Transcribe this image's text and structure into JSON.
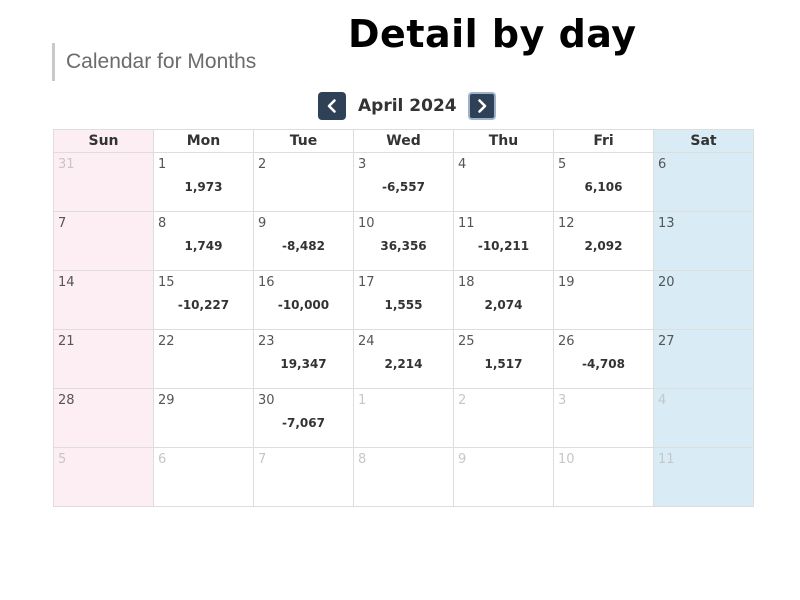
{
  "overlay_title": "Detail by day",
  "page_title": "Calendar for Months",
  "nav": {
    "month_label": "April 2024",
    "prev_icon": "chevron-left-icon",
    "next_icon": "chevron-right-icon"
  },
  "colors": {
    "nav_button": "#2e4157",
    "sunday_bg": "#fdeef3",
    "saturday_bg": "#d9ecf6",
    "out_of_month_text": "#c6c6c6"
  },
  "weekdays": [
    "Sun",
    "Mon",
    "Tue",
    "Wed",
    "Thu",
    "Fri",
    "Sat"
  ],
  "weeks": [
    [
      {
        "day": "31",
        "value": "",
        "current": false
      },
      {
        "day": "1",
        "value": "1,973",
        "current": true
      },
      {
        "day": "2",
        "value": "",
        "current": true
      },
      {
        "day": "3",
        "value": "-6,557",
        "current": true
      },
      {
        "day": "4",
        "value": "",
        "current": true
      },
      {
        "day": "5",
        "value": "6,106",
        "current": true
      },
      {
        "day": "6",
        "value": "",
        "current": true
      }
    ],
    [
      {
        "day": "7",
        "value": "",
        "current": true
      },
      {
        "day": "8",
        "value": "1,749",
        "current": true
      },
      {
        "day": "9",
        "value": "-8,482",
        "current": true
      },
      {
        "day": "10",
        "value": "36,356",
        "current": true
      },
      {
        "day": "11",
        "value": "-10,211",
        "current": true
      },
      {
        "day": "12",
        "value": "2,092",
        "current": true
      },
      {
        "day": "13",
        "value": "",
        "current": true
      }
    ],
    [
      {
        "day": "14",
        "value": "",
        "current": true
      },
      {
        "day": "15",
        "value": "-10,227",
        "current": true
      },
      {
        "day": "16",
        "value": "-10,000",
        "current": true
      },
      {
        "day": "17",
        "value": "1,555",
        "current": true
      },
      {
        "day": "18",
        "value": "2,074",
        "current": true
      },
      {
        "day": "19",
        "value": "",
        "current": true
      },
      {
        "day": "20",
        "value": "",
        "current": true
      }
    ],
    [
      {
        "day": "21",
        "value": "",
        "current": true
      },
      {
        "day": "22",
        "value": "",
        "current": true
      },
      {
        "day": "23",
        "value": "19,347",
        "current": true
      },
      {
        "day": "24",
        "value": "2,214",
        "current": true
      },
      {
        "day": "25",
        "value": "1,517",
        "current": true
      },
      {
        "day": "26",
        "value": "-4,708",
        "current": true
      },
      {
        "day": "27",
        "value": "",
        "current": true
      }
    ],
    [
      {
        "day": "28",
        "value": "",
        "current": true
      },
      {
        "day": "29",
        "value": "",
        "current": true
      },
      {
        "day": "30",
        "value": "-7,067",
        "current": true
      },
      {
        "day": "1",
        "value": "",
        "current": false
      },
      {
        "day": "2",
        "value": "",
        "current": false
      },
      {
        "day": "3",
        "value": "",
        "current": false
      },
      {
        "day": "4",
        "value": "",
        "current": false
      }
    ],
    [
      {
        "day": "5",
        "value": "",
        "current": false
      },
      {
        "day": "6",
        "value": "",
        "current": false
      },
      {
        "day": "7",
        "value": "",
        "current": false
      },
      {
        "day": "8",
        "value": "",
        "current": false
      },
      {
        "day": "9",
        "value": "",
        "current": false
      },
      {
        "day": "10",
        "value": "",
        "current": false
      },
      {
        "day": "11",
        "value": "",
        "current": false
      }
    ]
  ]
}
⁂
WHAT YOU NEED TO DO. Leave images out of the retyped records; keep all else exact.

WRITTEN SOLUTION.
Transcribe this image's text and structure into JSON.
{
  "overlay_title": "Detail by day",
  "page_title": "Calendar for Months",
  "nav": {
    "month_label": "April 2024",
    "prev_icon": "chevron-left-icon",
    "next_icon": "chevron-right-icon"
  },
  "colors": {
    "nav_button": "#2e4157",
    "sunday_bg": "#fdeef3",
    "saturday_bg": "#d9ecf6",
    "out_of_month_text": "#c6c6c6"
  },
  "weekdays": [
    "Sun",
    "Mon",
    "Tue",
    "Wed",
    "Thu",
    "Fri",
    "Sat"
  ],
  "weeks": [
    [
      {
        "day": "31",
        "value": "",
        "current": false
      },
      {
        "day": "1",
        "value": "1,973",
        "current": true
      },
      {
        "day": "2",
        "value": "",
        "current": true
      },
      {
        "day": "3",
        "value": "-6,557",
        "current": true
      },
      {
        "day": "4",
        "value": "",
        "current": true
      },
      {
        "day": "5",
        "value": "6,106",
        "current": true
      },
      {
        "day": "6",
        "value": "",
        "current": true
      }
    ],
    [
      {
        "day": "7",
        "value": "",
        "current": true
      },
      {
        "day": "8",
        "value": "1,749",
        "current": true
      },
      {
        "day": "9",
        "value": "-8,482",
        "current": true
      },
      {
        "day": "10",
        "value": "36,356",
        "current": true
      },
      {
        "day": "11",
        "value": "-10,211",
        "current": true
      },
      {
        "day": "12",
        "value": "2,092",
        "current": true
      },
      {
        "day": "13",
        "value": "",
        "current": true
      }
    ],
    [
      {
        "day": "14",
        "value": "",
        "current": true
      },
      {
        "day": "15",
        "value": "-10,227",
        "current": true
      },
      {
        "day": "16",
        "value": "-10,000",
        "current": true
      },
      {
        "day": "17",
        "value": "1,555",
        "current": true
      },
      {
        "day": "18",
        "value": "2,074",
        "current": true
      },
      {
        "day": "19",
        "value": "",
        "current": true
      },
      {
        "day": "20",
        "value": "",
        "current": true
      }
    ],
    [
      {
        "day": "21",
        "value": "",
        "current": true
      },
      {
        "day": "22",
        "value": "",
        "current": true
      },
      {
        "day": "23",
        "value": "19,347",
        "current": true
      },
      {
        "day": "24",
        "value": "2,214",
        "current": true
      },
      {
        "day": "25",
        "value": "1,517",
        "current": true
      },
      {
        "day": "26",
        "value": "-4,708",
        "current": true
      },
      {
        "day": "27",
        "value": "",
        "current": true
      }
    ],
    [
      {
        "day": "28",
        "value": "",
        "current": true
      },
      {
        "day": "29",
        "value": "",
        "current": true
      },
      {
        "day": "30",
        "value": "-7,067",
        "current": true
      },
      {
        "day": "1",
        "value": "",
        "current": false
      },
      {
        "day": "2",
        "value": "",
        "current": false
      },
      {
        "day": "3",
        "value": "",
        "current": false
      },
      {
        "day": "4",
        "value": "",
        "current": false
      }
    ],
    [
      {
        "day": "5",
        "value": "",
        "current": false
      },
      {
        "day": "6",
        "value": "",
        "current": false
      },
      {
        "day": "7",
        "value": "",
        "current": false
      },
      {
        "day": "8",
        "value": "",
        "current": false
      },
      {
        "day": "9",
        "value": "",
        "current": false
      },
      {
        "day": "10",
        "value": "",
        "current": false
      },
      {
        "day": "11",
        "value": "",
        "current": false
      }
    ]
  ]
}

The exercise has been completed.